**To do**
Repeat all of the material below exactly as written, images excluded.

**Items from a figure collection**

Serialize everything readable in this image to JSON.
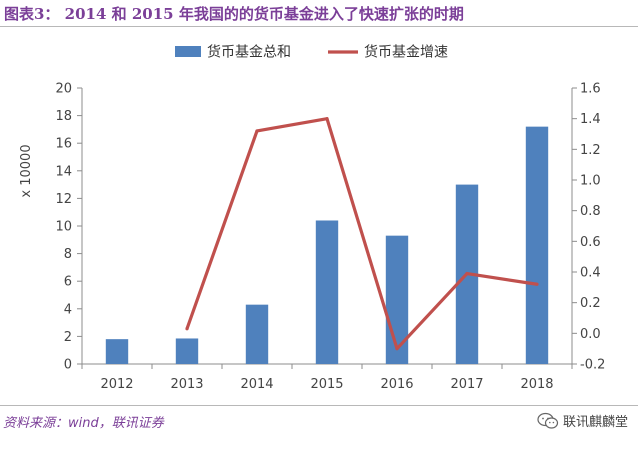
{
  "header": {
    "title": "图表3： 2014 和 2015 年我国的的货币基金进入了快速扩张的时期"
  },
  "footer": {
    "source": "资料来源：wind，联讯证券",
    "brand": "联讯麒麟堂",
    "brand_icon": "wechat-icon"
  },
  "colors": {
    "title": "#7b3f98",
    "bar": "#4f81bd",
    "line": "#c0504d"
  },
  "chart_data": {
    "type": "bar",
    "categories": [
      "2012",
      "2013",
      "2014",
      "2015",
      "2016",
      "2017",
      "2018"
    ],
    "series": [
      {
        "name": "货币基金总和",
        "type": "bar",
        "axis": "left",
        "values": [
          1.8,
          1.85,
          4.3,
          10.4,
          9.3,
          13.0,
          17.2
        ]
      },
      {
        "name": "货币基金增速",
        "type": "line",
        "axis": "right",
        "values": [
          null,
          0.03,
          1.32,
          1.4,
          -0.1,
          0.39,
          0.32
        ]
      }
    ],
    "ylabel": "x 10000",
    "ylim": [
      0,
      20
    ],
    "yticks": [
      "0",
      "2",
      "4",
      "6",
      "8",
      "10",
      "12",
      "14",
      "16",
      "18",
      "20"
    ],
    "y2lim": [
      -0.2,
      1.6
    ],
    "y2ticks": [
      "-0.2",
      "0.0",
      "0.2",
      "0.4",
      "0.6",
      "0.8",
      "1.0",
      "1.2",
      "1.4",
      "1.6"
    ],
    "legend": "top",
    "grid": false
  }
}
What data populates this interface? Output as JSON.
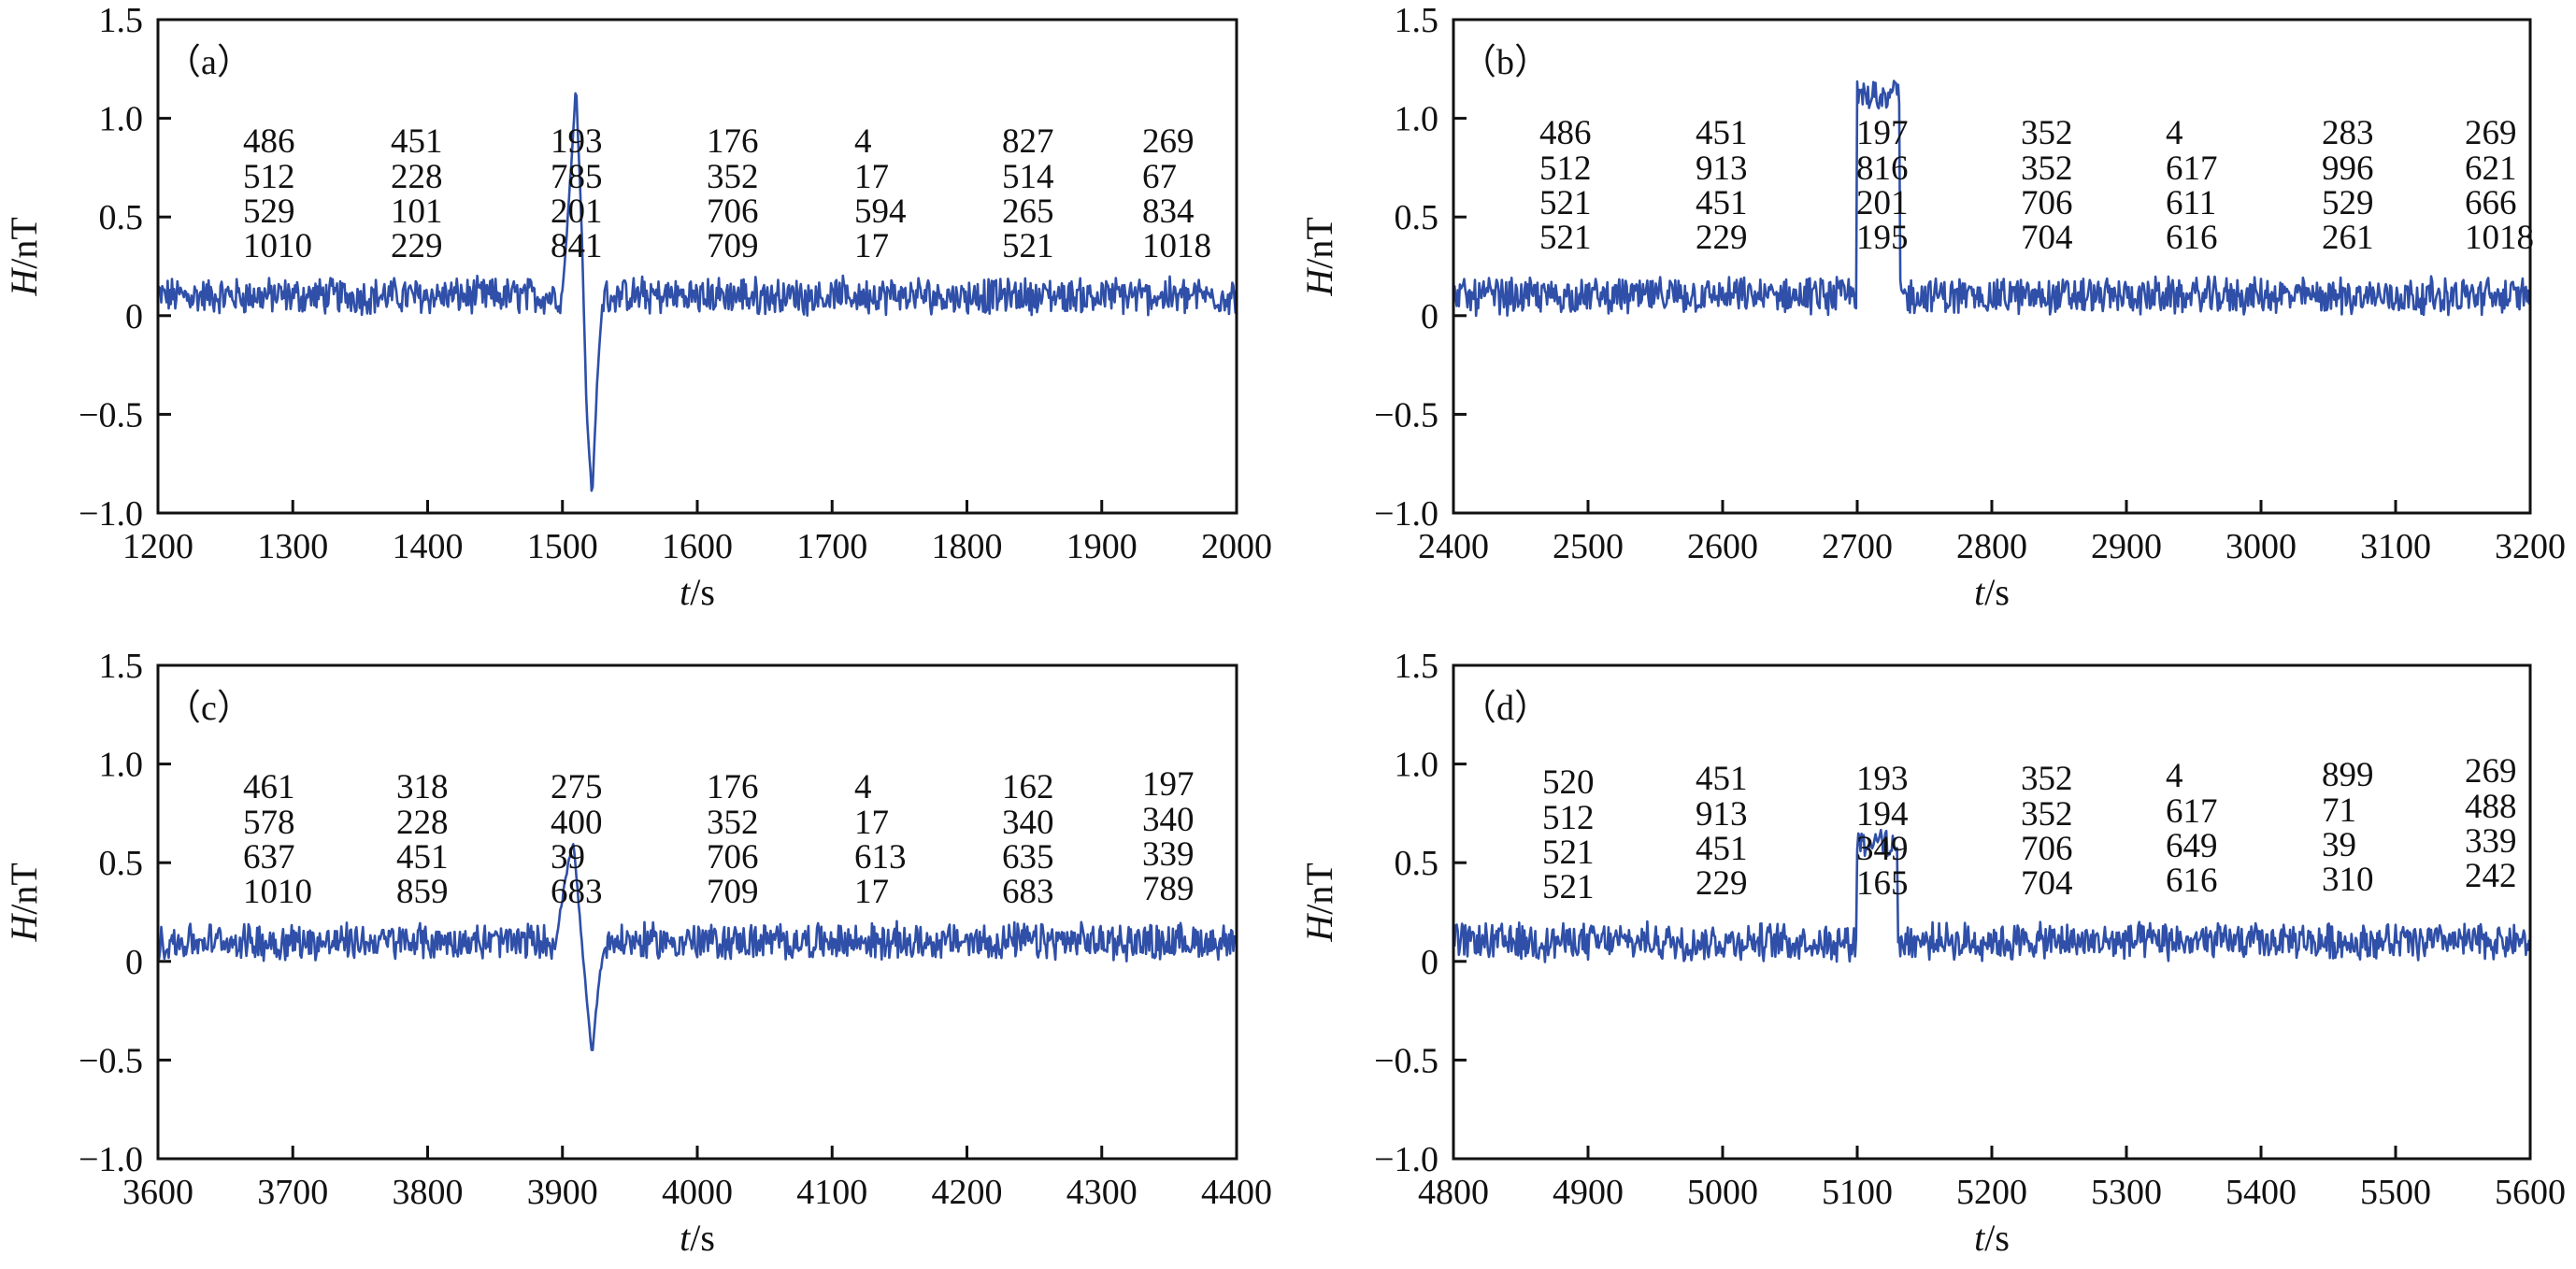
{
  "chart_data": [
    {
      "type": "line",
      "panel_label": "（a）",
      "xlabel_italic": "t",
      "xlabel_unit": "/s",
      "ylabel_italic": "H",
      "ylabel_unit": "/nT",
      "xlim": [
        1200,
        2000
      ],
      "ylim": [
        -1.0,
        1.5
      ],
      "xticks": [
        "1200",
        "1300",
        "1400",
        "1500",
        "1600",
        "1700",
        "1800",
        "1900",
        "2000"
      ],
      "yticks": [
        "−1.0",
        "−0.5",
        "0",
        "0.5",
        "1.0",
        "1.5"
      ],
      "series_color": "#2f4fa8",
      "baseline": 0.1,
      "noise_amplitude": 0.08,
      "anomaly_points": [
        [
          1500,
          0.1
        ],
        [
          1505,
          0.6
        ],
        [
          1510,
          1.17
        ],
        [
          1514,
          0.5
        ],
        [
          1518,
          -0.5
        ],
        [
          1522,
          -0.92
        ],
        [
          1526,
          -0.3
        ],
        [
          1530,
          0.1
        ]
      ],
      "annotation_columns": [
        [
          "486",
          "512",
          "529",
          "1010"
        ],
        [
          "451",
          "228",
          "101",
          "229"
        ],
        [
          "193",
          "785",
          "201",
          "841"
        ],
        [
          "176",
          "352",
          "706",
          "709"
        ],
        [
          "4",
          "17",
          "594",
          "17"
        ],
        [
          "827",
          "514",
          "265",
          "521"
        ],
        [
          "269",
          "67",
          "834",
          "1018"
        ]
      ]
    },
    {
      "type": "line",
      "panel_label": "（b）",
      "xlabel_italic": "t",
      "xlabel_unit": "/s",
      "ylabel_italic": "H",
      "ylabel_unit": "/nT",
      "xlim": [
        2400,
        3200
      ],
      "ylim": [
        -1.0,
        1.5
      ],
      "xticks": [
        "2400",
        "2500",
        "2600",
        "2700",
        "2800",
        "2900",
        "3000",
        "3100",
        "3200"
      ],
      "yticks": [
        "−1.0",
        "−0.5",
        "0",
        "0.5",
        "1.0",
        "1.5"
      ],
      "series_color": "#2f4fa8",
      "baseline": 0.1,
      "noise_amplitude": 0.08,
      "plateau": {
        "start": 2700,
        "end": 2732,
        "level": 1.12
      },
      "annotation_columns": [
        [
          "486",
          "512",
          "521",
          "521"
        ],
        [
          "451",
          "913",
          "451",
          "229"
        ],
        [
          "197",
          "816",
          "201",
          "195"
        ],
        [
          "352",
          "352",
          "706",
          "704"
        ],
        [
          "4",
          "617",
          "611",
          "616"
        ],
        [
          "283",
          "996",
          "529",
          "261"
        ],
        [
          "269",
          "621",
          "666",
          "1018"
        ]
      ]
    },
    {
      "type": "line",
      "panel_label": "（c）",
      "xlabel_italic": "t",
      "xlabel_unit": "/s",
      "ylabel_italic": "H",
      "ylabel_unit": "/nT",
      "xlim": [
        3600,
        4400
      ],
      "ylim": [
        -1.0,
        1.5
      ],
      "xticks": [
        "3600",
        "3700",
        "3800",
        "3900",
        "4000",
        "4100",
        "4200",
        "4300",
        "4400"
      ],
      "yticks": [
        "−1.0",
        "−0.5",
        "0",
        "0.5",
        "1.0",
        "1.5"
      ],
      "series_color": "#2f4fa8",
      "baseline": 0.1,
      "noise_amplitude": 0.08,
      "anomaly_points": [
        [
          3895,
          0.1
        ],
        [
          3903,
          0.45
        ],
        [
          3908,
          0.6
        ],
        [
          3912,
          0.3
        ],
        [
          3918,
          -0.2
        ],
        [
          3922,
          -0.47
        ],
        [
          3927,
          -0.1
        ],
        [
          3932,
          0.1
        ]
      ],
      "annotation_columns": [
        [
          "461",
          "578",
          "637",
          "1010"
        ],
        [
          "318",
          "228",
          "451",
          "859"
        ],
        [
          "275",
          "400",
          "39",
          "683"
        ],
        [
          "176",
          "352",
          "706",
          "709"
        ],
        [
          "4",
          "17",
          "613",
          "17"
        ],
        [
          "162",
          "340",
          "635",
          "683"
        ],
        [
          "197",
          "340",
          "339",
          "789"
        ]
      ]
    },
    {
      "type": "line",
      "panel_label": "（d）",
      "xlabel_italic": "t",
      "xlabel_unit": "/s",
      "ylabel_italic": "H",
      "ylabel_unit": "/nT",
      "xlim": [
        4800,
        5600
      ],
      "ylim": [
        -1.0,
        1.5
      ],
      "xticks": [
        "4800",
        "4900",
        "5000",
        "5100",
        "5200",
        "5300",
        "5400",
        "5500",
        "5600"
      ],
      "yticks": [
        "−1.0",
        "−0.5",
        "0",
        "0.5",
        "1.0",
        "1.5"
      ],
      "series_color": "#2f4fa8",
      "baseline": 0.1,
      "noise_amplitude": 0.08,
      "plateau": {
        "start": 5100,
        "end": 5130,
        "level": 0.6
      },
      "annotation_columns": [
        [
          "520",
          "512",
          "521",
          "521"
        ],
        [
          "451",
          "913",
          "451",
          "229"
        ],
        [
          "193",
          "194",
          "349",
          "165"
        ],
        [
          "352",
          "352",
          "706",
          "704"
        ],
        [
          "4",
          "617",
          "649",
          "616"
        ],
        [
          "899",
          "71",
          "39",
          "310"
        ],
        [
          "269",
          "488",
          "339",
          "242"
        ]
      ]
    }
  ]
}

**Worked answer**
Serialize everything readable in this image to JSON.
{
  "header": {
    "title": "图表3： 2014 和 2015 年我国的的货币基金进入了快速扩张的时期"
  },
  "footer": {
    "source": "资料来源：wind，联讯证券",
    "brand": "联讯麒麟堂",
    "brand_icon": "wechat-icon"
  },
  "colors": {
    "title": "#7b3f98",
    "bar": "#4f81bd",
    "line": "#c0504d"
  },
  "chart_data": {
    "type": "bar",
    "categories": [
      "2012",
      "2013",
      "2014",
      "2015",
      "2016",
      "2017",
      "2018"
    ],
    "series": [
      {
        "name": "货币基金总和",
        "type": "bar",
        "axis": "left",
        "values": [
          1.8,
          1.85,
          4.3,
          10.4,
          9.3,
          13.0,
          17.2
        ]
      },
      {
        "name": "货币基金增速",
        "type": "line",
        "axis": "right",
        "values": [
          null,
          0.03,
          1.32,
          1.4,
          -0.1,
          0.39,
          0.32
        ]
      }
    ],
    "ylabel": "x 10000",
    "ylim": [
      0,
      20
    ],
    "yticks": [
      "0",
      "2",
      "4",
      "6",
      "8",
      "10",
      "12",
      "14",
      "16",
      "18",
      "20"
    ],
    "y2lim": [
      -0.2,
      1.6
    ],
    "y2ticks": [
      "-0.2",
      "0.0",
      "0.2",
      "0.4",
      "0.6",
      "0.8",
      "1.0",
      "1.2",
      "1.4",
      "1.6"
    ],
    "legend": "top",
    "grid": false
  }
}
What data populates this interface? Output as JSON.
{
  "chart_data": [
    {
      "type": "line",
      "panel_label": "（a）",
      "xlabel_italic": "t",
      "xlabel_unit": "/s",
      "ylabel_italic": "H",
      "ylabel_unit": "/nT",
      "xlim": [
        1200,
        2000
      ],
      "ylim": [
        -1.0,
        1.5
      ],
      "xticks": [
        "1200",
        "1300",
        "1400",
        "1500",
        "1600",
        "1700",
        "1800",
        "1900",
        "2000"
      ],
      "yticks": [
        "−1.0",
        "−0.5",
        "0",
        "0.5",
        "1.0",
        "1.5"
      ],
      "series_color": "#2f4fa8",
      "baseline": 0.1,
      "noise_amplitude": 0.08,
      "anomaly_points": [
        [
          1500,
          0.1
        ],
        [
          1505,
          0.6
        ],
        [
          1510,
          1.17
        ],
        [
          1514,
          0.5
        ],
        [
          1518,
          -0.5
        ],
        [
          1522,
          -0.92
        ],
        [
          1526,
          -0.3
        ],
        [
          1530,
          0.1
        ]
      ],
      "annotation_columns": [
        [
          "486",
          "512",
          "529",
          "1010"
        ],
        [
          "451",
          "228",
          "101",
          "229"
        ],
        [
          "193",
          "785",
          "201",
          "841"
        ],
        [
          "176",
          "352",
          "706",
          "709"
        ],
        [
          "4",
          "17",
          "594",
          "17"
        ],
        [
          "827",
          "514",
          "265",
          "521"
        ],
        [
          "269",
          "67",
          "834",
          "1018"
        ]
      ]
    },
    {
      "type": "line",
      "panel_label": "（b）",
      "xlabel_italic": "t",
      "xlabel_unit": "/s",
      "ylabel_italic": "H",
      "ylabel_unit": "/nT",
      "xlim": [
        2400,
        3200
      ],
      "ylim": [
        -1.0,
        1.5
      ],
      "xticks": [
        "2400",
        "2500",
        "2600",
        "2700",
        "2800",
        "2900",
        "3000",
        "3100",
        "3200"
      ],
      "yticks": [
        "−1.0",
        "−0.5",
        "0",
        "0.5",
        "1.0",
        "1.5"
      ],
      "series_color": "#2f4fa8",
      "baseline": 0.1,
      "noise_amplitude": 0.08,
      "plateau": {
        "start": 2700,
        "end": 2732,
        "level": 1.12
      },
      "annotation_columns": [
        [
          "486",
          "512",
          "521",
          "521"
        ],
        [
          "451",
          "913",
          "451",
          "229"
        ],
        [
          "197",
          "816",
          "201",
          "195"
        ],
        [
          "352",
          "352",
          "706",
          "704"
        ],
        [
          "4",
          "617",
          "611",
          "616"
        ],
        [
          "283",
          "996",
          "529",
          "261"
        ],
        [
          "269",
          "621",
          "666",
          "1018"
        ]
      ]
    },
    {
      "type": "line",
      "panel_label": "（c）",
      "xlabel_italic": "t",
      "xlabel_unit": "/s",
      "ylabel_italic": "H",
      "ylabel_unit": "/nT",
      "xlim": [
        3600,
        4400
      ],
      "ylim": [
        -1.0,
        1.5
      ],
      "xticks": [
        "3600",
        "3700",
        "3800",
        "3900",
        "4000",
        "4100",
        "4200",
        "4300",
        "4400"
      ],
      "yticks": [
        "−1.0",
        "−0.5",
        "0",
        "0.5",
        "1.0",
        "1.5"
      ],
      "series_color": "#2f4fa8",
      "baseline": 0.1,
      "noise_amplitude": 0.08,
      "anomaly_points": [
        [
          3895,
          0.1
        ],
        [
          3903,
          0.45
        ],
        [
          3908,
          0.6
        ],
        [
          3912,
          0.3
        ],
        [
          3918,
          -0.2
        ],
        [
          3922,
          -0.47
        ],
        [
          3927,
          -0.1
        ],
        [
          3932,
          0.1
        ]
      ],
      "annotation_columns": [
        [
          "461",
          "578",
          "637",
          "1010"
        ],
        [
          "318",
          "228",
          "451",
          "859"
        ],
        [
          "275",
          "400",
          "39",
          "683"
        ],
        [
          "176",
          "352",
          "706",
          "709"
        ],
        [
          "4",
          "17",
          "613",
          "17"
        ],
        [
          "162",
          "340",
          "635",
          "683"
        ],
        [
          "197",
          "340",
          "339",
          "789"
        ]
      ]
    },
    {
      "type": "line",
      "panel_label": "（d）",
      "xlabel_italic": "t",
      "xlabel_unit": "/s",
      "ylabel_italic": "H",
      "ylabel_unit": "/nT",
      "xlim": [
        4800,
        5600
      ],
      "ylim": [
        -1.0,
        1.5
      ],
      "xticks": [
        "4800",
        "4900",
        "5000",
        "5100",
        "5200",
        "5300",
        "5400",
        "5500",
        "5600"
      ],
      "yticks": [
        "−1.0",
        "−0.5",
        "0",
        "0.5",
        "1.0",
        "1.5"
      ],
      "series_color": "#2f4fa8",
      "baseline": 0.1,
      "noise_amplitude": 0.08,
      "plateau": {
        "start": 5100,
        "end": 5130,
        "level": 0.6
      },
      "annotation_columns": [
        [
          "520",
          "512",
          "521",
          "521"
        ],
        [
          "451",
          "913",
          "451",
          "229"
        ],
        [
          "193",
          "194",
          "349",
          "165"
        ],
        [
          "352",
          "352",
          "706",
          "704"
        ],
        [
          "4",
          "617",
          "649",
          "616"
        ],
        [
          "899",
          "71",
          "39",
          "310"
        ],
        [
          "269",
          "488",
          "339",
          "242"
        ]
      ]
    }
  ]
}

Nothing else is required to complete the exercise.